◆ **TO BE DONE**
Using the listing below, report all lines holding the word "class".

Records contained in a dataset
============================================================

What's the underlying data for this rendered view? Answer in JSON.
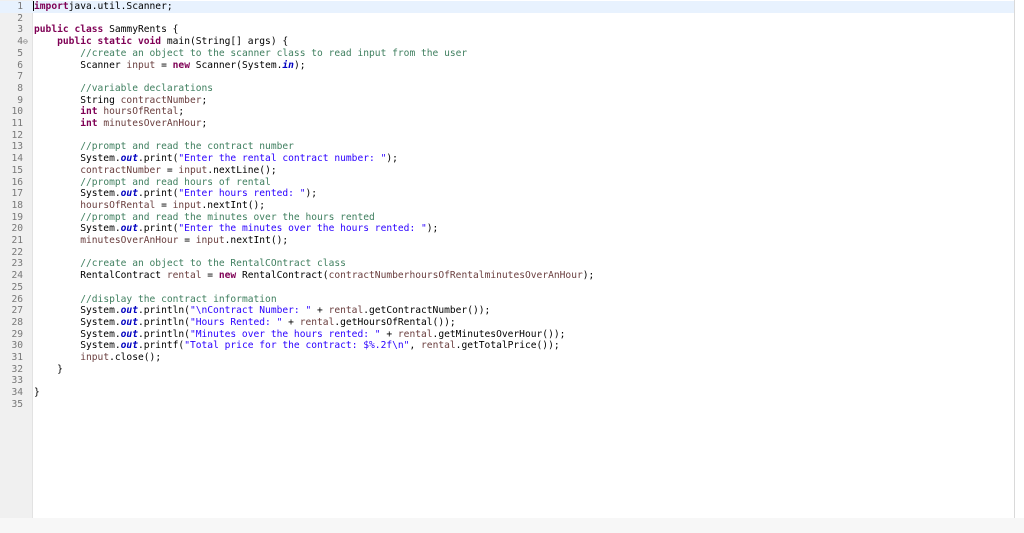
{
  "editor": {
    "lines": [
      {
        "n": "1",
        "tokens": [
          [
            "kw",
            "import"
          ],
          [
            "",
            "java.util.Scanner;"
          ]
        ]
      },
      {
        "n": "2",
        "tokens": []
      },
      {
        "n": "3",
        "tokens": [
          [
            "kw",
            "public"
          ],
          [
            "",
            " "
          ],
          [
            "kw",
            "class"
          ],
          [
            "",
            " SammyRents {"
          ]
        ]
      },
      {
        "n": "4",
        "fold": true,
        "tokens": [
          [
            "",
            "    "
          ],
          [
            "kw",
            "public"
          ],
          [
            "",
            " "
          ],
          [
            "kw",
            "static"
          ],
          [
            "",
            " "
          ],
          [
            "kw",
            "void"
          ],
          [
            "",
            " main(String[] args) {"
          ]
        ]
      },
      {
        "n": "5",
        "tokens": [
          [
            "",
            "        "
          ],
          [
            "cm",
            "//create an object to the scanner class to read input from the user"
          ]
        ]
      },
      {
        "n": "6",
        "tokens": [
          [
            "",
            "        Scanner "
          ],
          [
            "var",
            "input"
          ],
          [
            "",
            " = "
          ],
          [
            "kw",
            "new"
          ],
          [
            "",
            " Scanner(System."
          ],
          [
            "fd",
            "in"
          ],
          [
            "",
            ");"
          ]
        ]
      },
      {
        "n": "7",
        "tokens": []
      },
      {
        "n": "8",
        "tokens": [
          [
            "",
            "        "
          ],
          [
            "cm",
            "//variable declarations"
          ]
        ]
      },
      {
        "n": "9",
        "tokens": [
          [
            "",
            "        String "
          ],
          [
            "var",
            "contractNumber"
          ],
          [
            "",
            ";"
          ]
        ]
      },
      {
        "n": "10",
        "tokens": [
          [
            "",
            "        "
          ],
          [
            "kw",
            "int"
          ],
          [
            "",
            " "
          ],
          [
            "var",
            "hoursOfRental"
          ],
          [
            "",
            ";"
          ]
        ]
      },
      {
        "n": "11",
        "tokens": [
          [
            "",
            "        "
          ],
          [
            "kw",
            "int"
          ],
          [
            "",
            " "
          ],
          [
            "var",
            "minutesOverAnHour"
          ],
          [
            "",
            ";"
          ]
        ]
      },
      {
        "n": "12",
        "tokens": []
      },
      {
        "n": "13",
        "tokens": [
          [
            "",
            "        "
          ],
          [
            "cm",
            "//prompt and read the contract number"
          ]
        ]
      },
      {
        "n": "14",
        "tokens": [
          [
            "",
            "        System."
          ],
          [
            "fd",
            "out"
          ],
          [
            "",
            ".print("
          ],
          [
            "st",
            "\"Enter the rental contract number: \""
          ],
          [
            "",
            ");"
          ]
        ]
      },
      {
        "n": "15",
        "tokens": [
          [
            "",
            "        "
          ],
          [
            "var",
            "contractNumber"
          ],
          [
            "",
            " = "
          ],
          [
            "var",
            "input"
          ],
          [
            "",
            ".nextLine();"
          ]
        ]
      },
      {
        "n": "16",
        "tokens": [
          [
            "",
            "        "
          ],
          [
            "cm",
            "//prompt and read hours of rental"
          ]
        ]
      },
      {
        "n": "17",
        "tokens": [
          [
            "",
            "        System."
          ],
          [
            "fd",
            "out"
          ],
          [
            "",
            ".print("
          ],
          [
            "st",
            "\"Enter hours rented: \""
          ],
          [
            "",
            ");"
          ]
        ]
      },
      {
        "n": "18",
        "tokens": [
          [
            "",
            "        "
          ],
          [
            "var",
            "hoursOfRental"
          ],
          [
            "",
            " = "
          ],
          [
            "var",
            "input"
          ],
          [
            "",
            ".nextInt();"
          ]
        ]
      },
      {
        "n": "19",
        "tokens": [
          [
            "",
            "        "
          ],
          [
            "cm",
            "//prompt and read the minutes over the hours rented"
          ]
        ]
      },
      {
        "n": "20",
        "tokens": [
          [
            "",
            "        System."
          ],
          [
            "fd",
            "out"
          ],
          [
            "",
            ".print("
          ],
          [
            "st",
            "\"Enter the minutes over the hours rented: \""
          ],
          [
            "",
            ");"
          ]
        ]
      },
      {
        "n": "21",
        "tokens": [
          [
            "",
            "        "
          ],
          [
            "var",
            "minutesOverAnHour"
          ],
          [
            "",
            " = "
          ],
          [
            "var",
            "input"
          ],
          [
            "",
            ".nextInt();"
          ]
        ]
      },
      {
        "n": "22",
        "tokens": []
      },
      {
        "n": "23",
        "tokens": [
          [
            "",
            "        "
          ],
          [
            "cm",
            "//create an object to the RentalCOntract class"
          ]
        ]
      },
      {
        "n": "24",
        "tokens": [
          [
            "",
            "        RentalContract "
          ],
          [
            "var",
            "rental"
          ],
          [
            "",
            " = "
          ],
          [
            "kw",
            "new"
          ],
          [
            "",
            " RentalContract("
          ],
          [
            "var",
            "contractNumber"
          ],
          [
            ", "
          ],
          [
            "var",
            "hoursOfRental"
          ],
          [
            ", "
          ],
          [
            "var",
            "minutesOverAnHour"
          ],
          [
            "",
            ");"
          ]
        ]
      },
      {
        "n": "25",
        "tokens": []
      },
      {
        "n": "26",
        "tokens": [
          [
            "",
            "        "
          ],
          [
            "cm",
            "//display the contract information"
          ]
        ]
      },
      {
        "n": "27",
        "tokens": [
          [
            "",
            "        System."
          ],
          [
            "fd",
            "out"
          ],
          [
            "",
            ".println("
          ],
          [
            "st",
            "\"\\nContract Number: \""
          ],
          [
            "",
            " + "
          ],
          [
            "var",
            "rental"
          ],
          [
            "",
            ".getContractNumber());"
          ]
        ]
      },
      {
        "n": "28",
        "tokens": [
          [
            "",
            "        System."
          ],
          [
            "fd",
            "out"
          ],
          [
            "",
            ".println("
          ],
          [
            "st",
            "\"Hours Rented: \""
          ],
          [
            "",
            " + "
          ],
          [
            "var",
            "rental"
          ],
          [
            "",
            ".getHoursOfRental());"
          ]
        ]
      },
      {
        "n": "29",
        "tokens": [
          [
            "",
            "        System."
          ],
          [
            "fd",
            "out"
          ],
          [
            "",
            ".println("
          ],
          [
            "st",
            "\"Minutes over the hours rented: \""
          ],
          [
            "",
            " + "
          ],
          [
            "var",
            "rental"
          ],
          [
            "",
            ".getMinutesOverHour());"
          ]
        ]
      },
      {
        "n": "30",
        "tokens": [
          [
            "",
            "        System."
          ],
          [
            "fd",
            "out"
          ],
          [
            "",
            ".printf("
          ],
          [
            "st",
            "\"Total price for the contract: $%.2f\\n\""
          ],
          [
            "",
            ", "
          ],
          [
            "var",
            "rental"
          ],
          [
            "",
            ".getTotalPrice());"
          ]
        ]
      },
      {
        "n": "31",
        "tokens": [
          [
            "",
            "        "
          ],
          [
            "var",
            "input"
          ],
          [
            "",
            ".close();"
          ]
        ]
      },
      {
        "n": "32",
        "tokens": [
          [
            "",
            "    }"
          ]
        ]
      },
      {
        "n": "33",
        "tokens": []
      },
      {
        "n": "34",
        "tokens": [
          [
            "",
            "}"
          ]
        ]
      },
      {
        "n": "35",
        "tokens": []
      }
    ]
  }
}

============================================================

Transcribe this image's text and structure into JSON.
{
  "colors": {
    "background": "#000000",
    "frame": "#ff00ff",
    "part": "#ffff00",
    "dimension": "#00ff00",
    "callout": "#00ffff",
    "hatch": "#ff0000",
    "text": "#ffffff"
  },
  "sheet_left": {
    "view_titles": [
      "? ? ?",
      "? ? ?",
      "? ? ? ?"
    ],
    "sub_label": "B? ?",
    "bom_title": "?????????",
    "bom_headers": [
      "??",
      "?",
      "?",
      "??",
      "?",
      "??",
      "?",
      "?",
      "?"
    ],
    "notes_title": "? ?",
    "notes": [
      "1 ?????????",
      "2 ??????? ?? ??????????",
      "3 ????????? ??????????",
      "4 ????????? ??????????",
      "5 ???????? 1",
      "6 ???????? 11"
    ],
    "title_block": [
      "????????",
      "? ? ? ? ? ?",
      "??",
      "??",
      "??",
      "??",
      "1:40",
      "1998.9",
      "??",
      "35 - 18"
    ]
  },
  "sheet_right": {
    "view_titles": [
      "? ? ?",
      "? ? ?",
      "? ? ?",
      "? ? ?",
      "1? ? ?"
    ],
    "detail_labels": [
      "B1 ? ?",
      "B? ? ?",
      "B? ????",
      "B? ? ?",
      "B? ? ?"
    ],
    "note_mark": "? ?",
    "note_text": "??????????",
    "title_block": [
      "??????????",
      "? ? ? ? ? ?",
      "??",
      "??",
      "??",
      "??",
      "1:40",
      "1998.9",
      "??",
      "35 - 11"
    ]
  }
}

============================================================

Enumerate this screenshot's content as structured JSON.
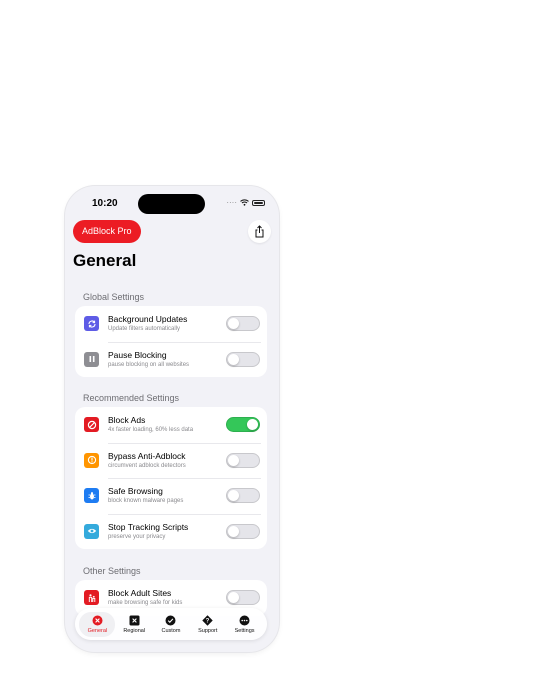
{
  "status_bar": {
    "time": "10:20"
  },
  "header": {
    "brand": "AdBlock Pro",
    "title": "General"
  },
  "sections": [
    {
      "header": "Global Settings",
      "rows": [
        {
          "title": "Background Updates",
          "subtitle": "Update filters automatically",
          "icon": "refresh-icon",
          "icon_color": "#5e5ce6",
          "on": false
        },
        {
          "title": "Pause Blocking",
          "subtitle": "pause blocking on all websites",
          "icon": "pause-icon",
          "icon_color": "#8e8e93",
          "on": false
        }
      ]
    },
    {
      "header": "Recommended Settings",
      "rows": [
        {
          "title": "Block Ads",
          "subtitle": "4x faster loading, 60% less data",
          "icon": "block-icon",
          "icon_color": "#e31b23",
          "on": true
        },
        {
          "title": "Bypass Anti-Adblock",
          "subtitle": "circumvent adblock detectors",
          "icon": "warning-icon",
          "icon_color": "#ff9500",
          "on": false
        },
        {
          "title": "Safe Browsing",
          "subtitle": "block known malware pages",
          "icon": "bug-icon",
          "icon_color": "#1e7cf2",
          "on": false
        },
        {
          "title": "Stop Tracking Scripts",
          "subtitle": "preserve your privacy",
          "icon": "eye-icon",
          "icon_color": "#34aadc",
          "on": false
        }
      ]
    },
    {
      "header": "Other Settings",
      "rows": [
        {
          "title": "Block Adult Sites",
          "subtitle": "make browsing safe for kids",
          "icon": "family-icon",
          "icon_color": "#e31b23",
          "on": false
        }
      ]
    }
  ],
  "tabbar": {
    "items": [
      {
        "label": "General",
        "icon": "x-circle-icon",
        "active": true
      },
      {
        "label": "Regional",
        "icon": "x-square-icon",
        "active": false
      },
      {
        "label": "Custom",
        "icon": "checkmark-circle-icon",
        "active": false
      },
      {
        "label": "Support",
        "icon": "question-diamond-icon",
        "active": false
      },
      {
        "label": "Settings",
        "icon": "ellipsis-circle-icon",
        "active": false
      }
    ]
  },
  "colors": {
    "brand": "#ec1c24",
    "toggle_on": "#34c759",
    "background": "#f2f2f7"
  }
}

============================================================

◆ **EXERCISE ANSWER**
            "class"
            "//create an object to the scanner class to read input from the user"
            "//create an object to the RentalCOntract class"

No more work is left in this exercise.